What you will do ▸ Render every entry verbatim.

[Records]
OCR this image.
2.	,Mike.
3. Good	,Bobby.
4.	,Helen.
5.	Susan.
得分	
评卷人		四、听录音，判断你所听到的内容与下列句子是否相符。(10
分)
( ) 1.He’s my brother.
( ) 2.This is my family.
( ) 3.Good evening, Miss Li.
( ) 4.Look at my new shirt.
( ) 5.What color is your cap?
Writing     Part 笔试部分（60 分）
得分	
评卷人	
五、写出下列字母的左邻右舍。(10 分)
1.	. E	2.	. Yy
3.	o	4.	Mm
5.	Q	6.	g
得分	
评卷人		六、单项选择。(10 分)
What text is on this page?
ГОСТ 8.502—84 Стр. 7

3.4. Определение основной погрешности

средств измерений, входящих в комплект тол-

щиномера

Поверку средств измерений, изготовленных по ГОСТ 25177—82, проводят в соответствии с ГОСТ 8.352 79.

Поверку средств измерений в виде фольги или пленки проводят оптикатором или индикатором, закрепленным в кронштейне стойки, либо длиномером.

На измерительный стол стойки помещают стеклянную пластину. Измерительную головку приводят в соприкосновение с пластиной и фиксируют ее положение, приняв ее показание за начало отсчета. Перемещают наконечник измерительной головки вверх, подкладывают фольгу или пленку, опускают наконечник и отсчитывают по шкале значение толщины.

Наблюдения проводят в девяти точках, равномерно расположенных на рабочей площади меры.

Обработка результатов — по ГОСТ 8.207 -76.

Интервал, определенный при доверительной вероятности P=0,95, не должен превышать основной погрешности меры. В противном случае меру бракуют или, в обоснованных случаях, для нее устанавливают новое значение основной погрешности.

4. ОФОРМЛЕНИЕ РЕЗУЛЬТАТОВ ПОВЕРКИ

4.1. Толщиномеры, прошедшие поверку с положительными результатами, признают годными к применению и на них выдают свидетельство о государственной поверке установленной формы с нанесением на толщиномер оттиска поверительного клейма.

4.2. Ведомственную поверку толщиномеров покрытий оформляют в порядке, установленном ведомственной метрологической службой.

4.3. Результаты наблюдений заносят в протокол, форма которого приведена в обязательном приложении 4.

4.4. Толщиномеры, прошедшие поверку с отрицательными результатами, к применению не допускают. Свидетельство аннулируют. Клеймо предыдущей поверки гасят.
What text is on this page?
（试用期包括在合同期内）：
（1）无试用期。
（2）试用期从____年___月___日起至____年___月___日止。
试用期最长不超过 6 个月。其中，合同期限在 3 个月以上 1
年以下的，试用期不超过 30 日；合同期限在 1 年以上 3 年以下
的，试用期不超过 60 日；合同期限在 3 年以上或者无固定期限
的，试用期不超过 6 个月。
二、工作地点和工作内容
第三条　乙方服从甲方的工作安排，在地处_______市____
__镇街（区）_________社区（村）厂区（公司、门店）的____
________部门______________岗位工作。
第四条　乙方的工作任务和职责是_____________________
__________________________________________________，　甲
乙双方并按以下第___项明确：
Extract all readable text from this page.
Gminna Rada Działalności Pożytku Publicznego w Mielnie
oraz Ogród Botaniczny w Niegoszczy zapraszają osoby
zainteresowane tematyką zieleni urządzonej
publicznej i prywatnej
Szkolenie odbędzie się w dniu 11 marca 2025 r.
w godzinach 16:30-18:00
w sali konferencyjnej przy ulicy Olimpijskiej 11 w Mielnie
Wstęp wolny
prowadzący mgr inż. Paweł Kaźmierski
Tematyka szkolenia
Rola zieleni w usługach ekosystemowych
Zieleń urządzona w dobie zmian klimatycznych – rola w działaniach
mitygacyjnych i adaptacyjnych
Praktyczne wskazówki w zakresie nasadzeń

Problem solution ▸
OCR this image.
2.	,Mike.
3. Good	,Bobby.
4.	,Helen.
5.	Susan.
得分	
评卷人		四、听录音，判断你所听到的内容与下列句子是否相符。(10
分)
( ) 1.He’s my brother.
( ) 2.This is my family.
( ) 3.Good evening, Miss Li.
( ) 4.Look at my new shirt.
( ) 5.What color is your cap?
Writing     Part 笔试部分（60 分）
得分	
评卷人	
五、写出下列字母的左邻右舍。(10 分)
1.	. E	2.	. Yy
3.	o	4.	Mm
5.	Q	6.	g
得分	
评卷人		六、单项选择。(10 分)
What text is on this page?
ГОСТ 8.502—84 Стр. 7

3.4. Определение основной погрешности

средств измерений, входящих в комплект тол-

щиномера

Поверку средств измерений, изготовленных по ГОСТ 25177—82, проводят в соответствии с ГОСТ 8.352 79.

Поверку средств измерений в виде фольги или пленки проводят оптикатором или индикатором, закрепленным в кронштейне стойки, либо длиномером.

На измерительный стол стойки помещают стеклянную пластину. Измерительную головку приводят в соприкосновение с пластиной и фиксируют ее положение, приняв ее показание за начало отсчета. Перемещают наконечник измерительной головки вверх, подкладывают фольгу или пленку, опускают наконечник и отсчитывают по шкале значение толщины.

Наблюдения проводят в девяти точках, равномерно расположенных на рабочей площади меры.

Обработка результатов — по ГОСТ 8.207 -76.

Интервал, определенный при доверительной вероятности P=0,95, не должен превышать основной погрешности меры. В противном случае меру бракуют или, в обоснованных случаях, для нее устанавливают новое значение основной погрешности.

4. ОФОРМЛЕНИЕ РЕЗУЛЬТАТОВ ПОВЕРКИ

4.1. Толщиномеры, прошедшие поверку с положительными результатами, признают годными к применению и на них выдают свидетельство о государственной поверке установленной формы с нанесением на толщиномер оттиска поверительного клейма.

4.2. Ведомственную поверку толщиномеров покрытий оформляют в порядке, установленном ведомственной метрологической службой.

4.3. Результаты наблюдений заносят в протокол, форма которого приведена в обязательном приложении 4.

4.4. Толщиномеры, прошедшие поверку с отрицательными результатами, к применению не допускают. Свидетельство аннулируют. Клеймо предыдущей поверки гасят.
What text is on this page?
（试用期包括在合同期内）：
（1）无试用期。
（2）试用期从____年___月___日起至____年___月___日止。
试用期最长不超过 6 个月。其中，合同期限在 3 个月以上 1
年以下的，试用期不超过 30 日；合同期限在 1 年以上 3 年以下
的，试用期不超过 60 日；合同期限在 3 年以上或者无固定期限
的，试用期不超过 6 个月。
二、工作地点和工作内容
第三条　乙方服从甲方的工作安排，在地处_______市____
__镇街（区）_________社区（村）厂区（公司、门店）的____
________部门______________岗位工作。
第四条　乙方的工作任务和职责是_____________________
__________________________________________________，　甲
乙双方并按以下第___项明确：
Extract all readable text from this page.
Gminna Rada Działalności Pożytku Publicznego w Mielnie
oraz Ogród Botaniczny w Niegoszczy zapraszają osoby
zainteresowane tematyką zieleni urządzonej
publicznej i prywatnej
Szkolenie odbędzie się w dniu 11 marca 2025 r.
w godzinach 16:30-18:00
w sali konferencyjnej przy ulicy Olimpijskiej 11 w Mielnie
Wstęp wolny
prowadzący mgr inż. Paweł Kaźmierski
Tematyka szkolenia
Rola zieleni w usługach ekosystemowych
Zieleń urządzona w dobie zmian klimatycznych – rola w działaniach
mitygacyjnych i adaptacyjnych
Praktyczne wskazówki w zakresie nasadzeń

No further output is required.